EXERCISE DETAILS: Each line of the material below should be reproduced exactly.

=== ENTRIES SHOWN ===

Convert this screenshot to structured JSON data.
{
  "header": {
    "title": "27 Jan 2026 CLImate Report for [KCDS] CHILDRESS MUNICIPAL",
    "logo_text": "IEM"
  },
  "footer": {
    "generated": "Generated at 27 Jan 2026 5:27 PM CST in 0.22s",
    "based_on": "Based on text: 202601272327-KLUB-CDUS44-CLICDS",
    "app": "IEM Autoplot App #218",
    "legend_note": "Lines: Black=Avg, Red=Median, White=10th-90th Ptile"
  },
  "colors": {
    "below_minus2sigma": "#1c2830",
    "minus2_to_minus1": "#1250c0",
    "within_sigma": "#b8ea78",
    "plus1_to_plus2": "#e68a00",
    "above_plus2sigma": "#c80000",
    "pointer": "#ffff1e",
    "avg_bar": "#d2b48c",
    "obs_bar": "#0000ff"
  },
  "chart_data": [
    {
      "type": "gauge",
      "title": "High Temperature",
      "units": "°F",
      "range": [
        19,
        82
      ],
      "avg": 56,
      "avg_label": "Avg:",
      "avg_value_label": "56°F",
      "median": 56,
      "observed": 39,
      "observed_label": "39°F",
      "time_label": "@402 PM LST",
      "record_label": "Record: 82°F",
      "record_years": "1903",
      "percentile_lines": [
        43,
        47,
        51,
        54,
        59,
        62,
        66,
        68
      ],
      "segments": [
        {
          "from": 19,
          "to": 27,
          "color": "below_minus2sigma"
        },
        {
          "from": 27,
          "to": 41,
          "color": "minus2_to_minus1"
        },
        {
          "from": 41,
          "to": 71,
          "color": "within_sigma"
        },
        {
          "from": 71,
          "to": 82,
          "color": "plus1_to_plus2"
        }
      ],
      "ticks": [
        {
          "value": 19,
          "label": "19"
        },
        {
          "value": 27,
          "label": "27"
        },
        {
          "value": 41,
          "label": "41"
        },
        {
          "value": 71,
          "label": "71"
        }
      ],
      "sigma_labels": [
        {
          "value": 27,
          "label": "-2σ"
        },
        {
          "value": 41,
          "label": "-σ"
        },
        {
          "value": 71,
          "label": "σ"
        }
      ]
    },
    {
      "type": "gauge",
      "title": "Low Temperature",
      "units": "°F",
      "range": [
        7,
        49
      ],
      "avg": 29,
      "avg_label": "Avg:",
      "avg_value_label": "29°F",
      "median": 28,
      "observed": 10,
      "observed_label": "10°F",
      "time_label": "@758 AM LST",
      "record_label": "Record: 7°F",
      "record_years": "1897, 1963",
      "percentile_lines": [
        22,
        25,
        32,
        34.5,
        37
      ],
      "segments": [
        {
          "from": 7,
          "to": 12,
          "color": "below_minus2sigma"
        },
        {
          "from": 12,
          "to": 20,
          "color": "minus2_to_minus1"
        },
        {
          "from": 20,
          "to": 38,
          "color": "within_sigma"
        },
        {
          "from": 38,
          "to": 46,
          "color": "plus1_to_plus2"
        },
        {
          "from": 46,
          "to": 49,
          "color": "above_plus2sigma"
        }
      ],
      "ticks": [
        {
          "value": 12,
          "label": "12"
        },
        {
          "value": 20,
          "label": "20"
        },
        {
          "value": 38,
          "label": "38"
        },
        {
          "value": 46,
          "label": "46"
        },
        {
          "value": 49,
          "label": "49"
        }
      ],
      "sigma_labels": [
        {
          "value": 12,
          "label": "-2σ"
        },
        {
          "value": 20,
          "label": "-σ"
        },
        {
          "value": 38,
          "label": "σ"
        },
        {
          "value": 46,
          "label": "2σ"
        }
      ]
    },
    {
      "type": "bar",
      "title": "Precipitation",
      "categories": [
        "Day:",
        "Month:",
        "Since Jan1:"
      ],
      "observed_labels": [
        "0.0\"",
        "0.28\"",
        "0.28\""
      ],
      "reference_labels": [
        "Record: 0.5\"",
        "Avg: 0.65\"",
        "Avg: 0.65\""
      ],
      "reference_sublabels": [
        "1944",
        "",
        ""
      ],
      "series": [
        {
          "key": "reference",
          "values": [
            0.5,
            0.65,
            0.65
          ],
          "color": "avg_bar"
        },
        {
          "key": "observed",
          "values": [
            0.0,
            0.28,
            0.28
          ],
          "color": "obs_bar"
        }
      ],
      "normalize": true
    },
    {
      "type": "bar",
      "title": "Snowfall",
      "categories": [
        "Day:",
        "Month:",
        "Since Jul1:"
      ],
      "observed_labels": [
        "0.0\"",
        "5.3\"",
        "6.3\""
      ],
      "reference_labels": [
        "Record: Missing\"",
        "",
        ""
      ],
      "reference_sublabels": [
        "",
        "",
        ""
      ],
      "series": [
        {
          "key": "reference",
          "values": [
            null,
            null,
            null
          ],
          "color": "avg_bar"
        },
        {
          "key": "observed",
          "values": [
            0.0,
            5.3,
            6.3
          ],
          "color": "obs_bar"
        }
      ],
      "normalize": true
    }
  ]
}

===

REPLY TO THE TASK:
Convert this screenshot to structured JSON data.
{
  "header": {
    "title": "27 Jan 2026 CLImate Report for [KCDS] CHILDRESS MUNICIPAL",
    "logo_text": "IEM"
  },
  "footer": {
    "generated": "Generated at 27 Jan 2026 5:27 PM CST in 0.22s",
    "based_on": "Based on text: 202601272327-KLUB-CDUS44-CLICDS",
    "app": "IEM Autoplot App #218",
    "legend_note": "Lines: Black=Avg, Red=Median, White=10th-90th Ptile"
  },
  "colors": {
    "below_minus2sigma": "#1c2830",
    "minus2_to_minus1": "#1250c0",
    "within_sigma": "#b8ea78",
    "plus1_to_plus2": "#e68a00",
    "above_plus2sigma": "#c80000",
    "pointer": "#ffff1e",
    "avg_bar": "#d2b48c",
    "obs_bar": "#0000ff"
  },
  "chart_data": [
    {
      "type": "gauge",
      "title": "High Temperature",
      "units": "°F",
      "range": [
        19,
        82
      ],
      "avg": 56,
      "avg_label": "Avg:",
      "avg_value_label": "56°F",
      "median": 56,
      "observed": 39,
      "observed_label": "39°F",
      "time_label": "@402 PM LST",
      "record_label": "Record: 82°F",
      "record_years": "1903",
      "percentile_lines": [
        43,
        47,
        51,
        54,
        59,
        62,
        66,
        68
      ],
      "segments": [
        {
          "from": 19,
          "to": 27,
          "color": "below_minus2sigma"
        },
        {
          "from": 27,
          "to": 41,
          "color": "minus2_to_minus1"
        },
        {
          "from": 41,
          "to": 71,
          "color": "within_sigma"
        },
        {
          "from": 71,
          "to": 82,
          "color": "plus1_to_plus2"
        }
      ],
      "ticks": [
        {
          "value": 19,
          "label": "19"
        },
        {
          "value": 27,
          "label": "27"
        },
        {
          "value": 41,
          "label": "41"
        },
        {
          "value": 71,
          "label": "71"
        }
      ],
      "sigma_labels": [
        {
          "value": 27,
          "label": "-2σ"
        },
        {
          "value": 41,
          "label": "-σ"
        },
        {
          "value": 71,
          "label": "σ"
        }
      ]
    },
    {
      "type": "gauge",
      "title": "Low Temperature",
      "units": "°F",
      "range": [
        7,
        49
      ],
      "avg": 29,
      "avg_label": "Avg:",
      "avg_value_label": "29°F",
      "median": 28,
      "observed": 10,
      "observed_label": "10°F",
      "time_label": "@758 AM LST",
      "record_label": "Record: 7°F",
      "record_years": "1897, 1963",
      "percentile_lines": [
        22,
        25,
        32,
        34.5,
        37
      ],
      "segments": [
        {
          "from": 7,
          "to": 12,
          "color": "below_minus2sigma"
        },
        {
          "from": 12,
          "to": 20,
          "color": "minus2_to_minus1"
        },
        {
          "from": 20,
          "to": 38,
          "color": "within_sigma"
        },
        {
          "from": 38,
          "to": 46,
          "color": "plus1_to_plus2"
        },
        {
          "from": 46,
          "to": 49,
          "color": "above_plus2sigma"
        }
      ],
      "ticks": [
        {
          "value": 12,
          "label": "12"
        },
        {
          "value": 20,
          "label": "20"
        },
        {
          "value": 38,
          "label": "38"
        },
        {
          "value": 46,
          "label": "46"
        },
        {
          "value": 49,
          "label": "49"
        }
      ],
      "sigma_labels": [
        {
          "value": 12,
          "label": "-2σ"
        },
        {
          "value": 20,
          "label": "-σ"
        },
        {
          "value": 38,
          "label": "σ"
        },
        {
          "value": 46,
          "label": "2σ"
        }
      ]
    },
    {
      "type": "bar",
      "title": "Precipitation",
      "categories": [
        "Day:",
        "Month:",
        "Since Jan1:"
      ],
      "observed_labels": [
        "0.0\"",
        "0.28\"",
        "0.28\""
      ],
      "reference_labels": [
        "Record: 0.5\"",
        "Avg: 0.65\"",
        "Avg: 0.65\""
      ],
      "reference_sublabels": [
        "1944",
        "",
        ""
      ],
      "series": [
        {
          "key": "reference",
          "values": [
            0.5,
            0.65,
            0.65
          ],
          "color": "avg_bar"
        },
        {
          "key": "observed",
          "values": [
            0.0,
            0.28,
            0.28
          ],
          "color": "obs_bar"
        }
      ],
      "normalize": true
    },
    {
      "type": "bar",
      "title": "Snowfall",
      "categories": [
        "Day:",
        "Month:",
        "Since Jul1:"
      ],
      "observed_labels": [
        "0.0\"",
        "5.3\"",
        "6.3\""
      ],
      "reference_labels": [
        "Record: Missing\"",
        "",
        ""
      ],
      "reference_sublabels": [
        "",
        "",
        ""
      ],
      "series": [
        {
          "key": "reference",
          "values": [
            null,
            null,
            null
          ],
          "color": "avg_bar"
        },
        {
          "key": "observed",
          "values": [
            0.0,
            5.3,
            6.3
          ],
          "color": "obs_bar"
        }
      ],
      "normalize": true
    }
  ]
}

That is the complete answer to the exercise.